TASK INSTRUCTIONS: Every entry below must be repeated exactly; skip the pictures.

# start of INFORMATION SUPPLIED

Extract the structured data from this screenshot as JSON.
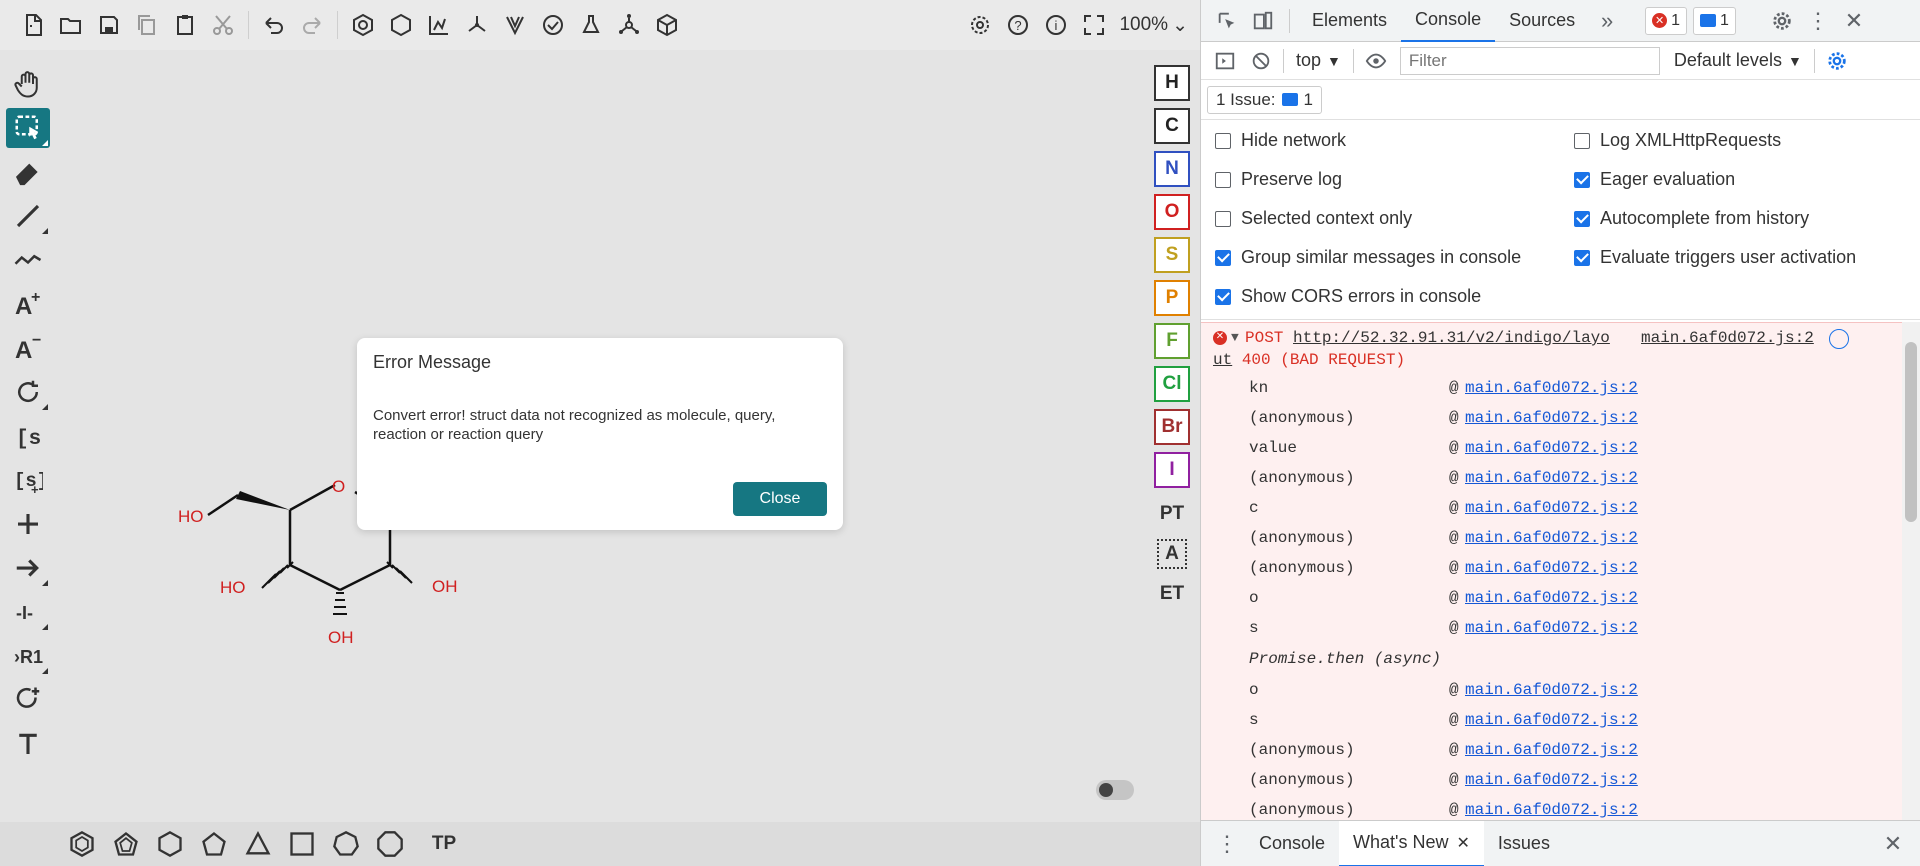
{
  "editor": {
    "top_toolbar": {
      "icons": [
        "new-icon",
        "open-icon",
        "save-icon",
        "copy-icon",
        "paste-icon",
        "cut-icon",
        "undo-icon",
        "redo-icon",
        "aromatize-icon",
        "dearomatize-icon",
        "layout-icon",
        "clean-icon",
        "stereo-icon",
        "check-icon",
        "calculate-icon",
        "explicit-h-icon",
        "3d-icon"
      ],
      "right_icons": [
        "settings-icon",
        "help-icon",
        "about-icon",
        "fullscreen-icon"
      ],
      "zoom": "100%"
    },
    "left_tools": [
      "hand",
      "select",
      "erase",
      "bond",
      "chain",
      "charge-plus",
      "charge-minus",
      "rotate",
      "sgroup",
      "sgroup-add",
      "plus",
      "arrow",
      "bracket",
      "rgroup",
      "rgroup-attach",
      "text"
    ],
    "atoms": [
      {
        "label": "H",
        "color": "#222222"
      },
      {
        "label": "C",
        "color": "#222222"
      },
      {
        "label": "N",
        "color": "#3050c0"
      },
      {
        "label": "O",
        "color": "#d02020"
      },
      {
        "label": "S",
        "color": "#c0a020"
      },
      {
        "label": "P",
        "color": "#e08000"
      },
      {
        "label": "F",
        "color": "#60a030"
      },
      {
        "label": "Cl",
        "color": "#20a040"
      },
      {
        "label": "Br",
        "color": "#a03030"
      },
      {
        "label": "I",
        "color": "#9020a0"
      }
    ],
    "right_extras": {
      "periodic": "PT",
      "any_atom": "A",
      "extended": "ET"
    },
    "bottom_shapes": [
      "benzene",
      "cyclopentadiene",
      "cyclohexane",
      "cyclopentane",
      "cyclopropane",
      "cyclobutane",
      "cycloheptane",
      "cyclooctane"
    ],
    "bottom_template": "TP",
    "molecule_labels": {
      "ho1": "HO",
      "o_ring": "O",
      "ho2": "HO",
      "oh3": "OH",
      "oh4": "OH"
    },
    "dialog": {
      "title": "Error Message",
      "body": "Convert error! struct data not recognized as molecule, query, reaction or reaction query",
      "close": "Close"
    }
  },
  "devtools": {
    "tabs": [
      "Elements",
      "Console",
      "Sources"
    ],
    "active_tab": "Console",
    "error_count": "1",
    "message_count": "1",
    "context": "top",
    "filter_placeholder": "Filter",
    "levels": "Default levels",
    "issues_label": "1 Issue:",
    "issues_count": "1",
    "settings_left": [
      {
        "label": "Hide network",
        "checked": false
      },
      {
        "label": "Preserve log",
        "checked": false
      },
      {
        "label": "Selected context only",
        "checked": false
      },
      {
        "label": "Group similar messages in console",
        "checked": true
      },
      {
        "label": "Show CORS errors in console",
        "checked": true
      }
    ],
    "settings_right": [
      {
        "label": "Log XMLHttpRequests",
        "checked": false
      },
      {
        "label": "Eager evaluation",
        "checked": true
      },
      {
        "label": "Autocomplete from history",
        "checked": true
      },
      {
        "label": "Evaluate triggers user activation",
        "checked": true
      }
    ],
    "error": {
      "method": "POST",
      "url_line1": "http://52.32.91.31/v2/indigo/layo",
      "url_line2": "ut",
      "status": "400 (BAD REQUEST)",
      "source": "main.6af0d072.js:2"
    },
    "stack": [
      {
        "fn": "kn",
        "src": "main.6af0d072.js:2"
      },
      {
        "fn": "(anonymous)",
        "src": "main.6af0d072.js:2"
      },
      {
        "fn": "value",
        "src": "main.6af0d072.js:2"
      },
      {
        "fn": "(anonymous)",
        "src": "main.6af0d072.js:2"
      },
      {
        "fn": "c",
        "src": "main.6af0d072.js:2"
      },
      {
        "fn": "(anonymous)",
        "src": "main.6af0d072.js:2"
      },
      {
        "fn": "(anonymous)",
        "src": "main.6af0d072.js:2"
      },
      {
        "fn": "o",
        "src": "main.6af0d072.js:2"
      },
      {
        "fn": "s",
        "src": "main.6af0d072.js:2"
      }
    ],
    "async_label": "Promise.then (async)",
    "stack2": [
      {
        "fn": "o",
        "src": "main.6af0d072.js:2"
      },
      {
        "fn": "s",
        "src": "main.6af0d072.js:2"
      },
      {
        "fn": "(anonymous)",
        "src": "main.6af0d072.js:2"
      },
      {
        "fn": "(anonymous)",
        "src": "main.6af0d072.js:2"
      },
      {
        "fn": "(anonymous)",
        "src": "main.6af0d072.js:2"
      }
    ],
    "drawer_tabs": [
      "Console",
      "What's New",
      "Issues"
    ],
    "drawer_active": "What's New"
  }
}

# end of INFORMATION SUPPLIED

THE OUTPUT:
Extract the structured data from this screenshot as JSON.
{
  "editor": {
    "top_toolbar": {
      "icons": [
        "new-icon",
        "open-icon",
        "save-icon",
        "copy-icon",
        "paste-icon",
        "cut-icon",
        "undo-icon",
        "redo-icon",
        "aromatize-icon",
        "dearomatize-icon",
        "layout-icon",
        "clean-icon",
        "stereo-icon",
        "check-icon",
        "calculate-icon",
        "explicit-h-icon",
        "3d-icon"
      ],
      "right_icons": [
        "settings-icon",
        "help-icon",
        "about-icon",
        "fullscreen-icon"
      ],
      "zoom": "100%"
    },
    "left_tools": [
      "hand",
      "select",
      "erase",
      "bond",
      "chain",
      "charge-plus",
      "charge-minus",
      "rotate",
      "sgroup",
      "sgroup-add",
      "plus",
      "arrow",
      "bracket",
      "rgroup",
      "rgroup-attach",
      "text"
    ],
    "atoms": [
      {
        "label": "H",
        "color": "#222222"
      },
      {
        "label": "C",
        "color": "#222222"
      },
      {
        "label": "N",
        "color": "#3050c0"
      },
      {
        "label": "O",
        "color": "#d02020"
      },
      {
        "label": "S",
        "color": "#c0a020"
      },
      {
        "label": "P",
        "color": "#e08000"
      },
      {
        "label": "F",
        "color": "#60a030"
      },
      {
        "label": "Cl",
        "color": "#20a040"
      },
      {
        "label": "Br",
        "color": "#a03030"
      },
      {
        "label": "I",
        "color": "#9020a0"
      }
    ],
    "right_extras": {
      "periodic": "PT",
      "any_atom": "A",
      "extended": "ET"
    },
    "bottom_shapes": [
      "benzene",
      "cyclopentadiene",
      "cyclohexane",
      "cyclopentane",
      "cyclopropane",
      "cyclobutane",
      "cycloheptane",
      "cyclooctane"
    ],
    "bottom_template": "TP",
    "molecule_labels": {
      "ho1": "HO",
      "o_ring": "O",
      "ho2": "HO",
      "oh3": "OH",
      "oh4": "OH"
    },
    "dialog": {
      "title": "Error Message",
      "body": "Convert error! struct data not recognized as molecule, query, reaction or reaction query",
      "close": "Close"
    }
  },
  "devtools": {
    "tabs": [
      "Elements",
      "Console",
      "Sources"
    ],
    "active_tab": "Console",
    "error_count": "1",
    "message_count": "1",
    "context": "top",
    "filter_placeholder": "Filter",
    "levels": "Default levels",
    "issues_label": "1 Issue:",
    "issues_count": "1",
    "settings_left": [
      {
        "label": "Hide network",
        "checked": false
      },
      {
        "label": "Preserve log",
        "checked": false
      },
      {
        "label": "Selected context only",
        "checked": false
      },
      {
        "label": "Group similar messages in console",
        "checked": true
      },
      {
        "label": "Show CORS errors in console",
        "checked": true
      }
    ],
    "settings_right": [
      {
        "label": "Log XMLHttpRequests",
        "checked": false
      },
      {
        "label": "Eager evaluation",
        "checked": true
      },
      {
        "label": "Autocomplete from history",
        "checked": true
      },
      {
        "label": "Evaluate triggers user activation",
        "checked": true
      }
    ],
    "error": {
      "method": "POST",
      "url_line1": "http://52.32.91.31/v2/indigo/layo",
      "url_line2": "ut",
      "status": "400 (BAD REQUEST)",
      "source": "main.6af0d072.js:2"
    },
    "stack": [
      {
        "fn": "kn",
        "src": "main.6af0d072.js:2"
      },
      {
        "fn": "(anonymous)",
        "src": "main.6af0d072.js:2"
      },
      {
        "fn": "value",
        "src": "main.6af0d072.js:2"
      },
      {
        "fn": "(anonymous)",
        "src": "main.6af0d072.js:2"
      },
      {
        "fn": "c",
        "src": "main.6af0d072.js:2"
      },
      {
        "fn": "(anonymous)",
        "src": "main.6af0d072.js:2"
      },
      {
        "fn": "(anonymous)",
        "src": "main.6af0d072.js:2"
      },
      {
        "fn": "o",
        "src": "main.6af0d072.js:2"
      },
      {
        "fn": "s",
        "src": "main.6af0d072.js:2"
      }
    ],
    "async_label": "Promise.then (async)",
    "stack2": [
      {
        "fn": "o",
        "src": "main.6af0d072.js:2"
      },
      {
        "fn": "s",
        "src": "main.6af0d072.js:2"
      },
      {
        "fn": "(anonymous)",
        "src": "main.6af0d072.js:2"
      },
      {
        "fn": "(anonymous)",
        "src": "main.6af0d072.js:2"
      },
      {
        "fn": "(anonymous)",
        "src": "main.6af0d072.js:2"
      }
    ],
    "drawer_tabs": [
      "Console",
      "What's New",
      "Issues"
    ],
    "drawer_active": "What's New"
  }
}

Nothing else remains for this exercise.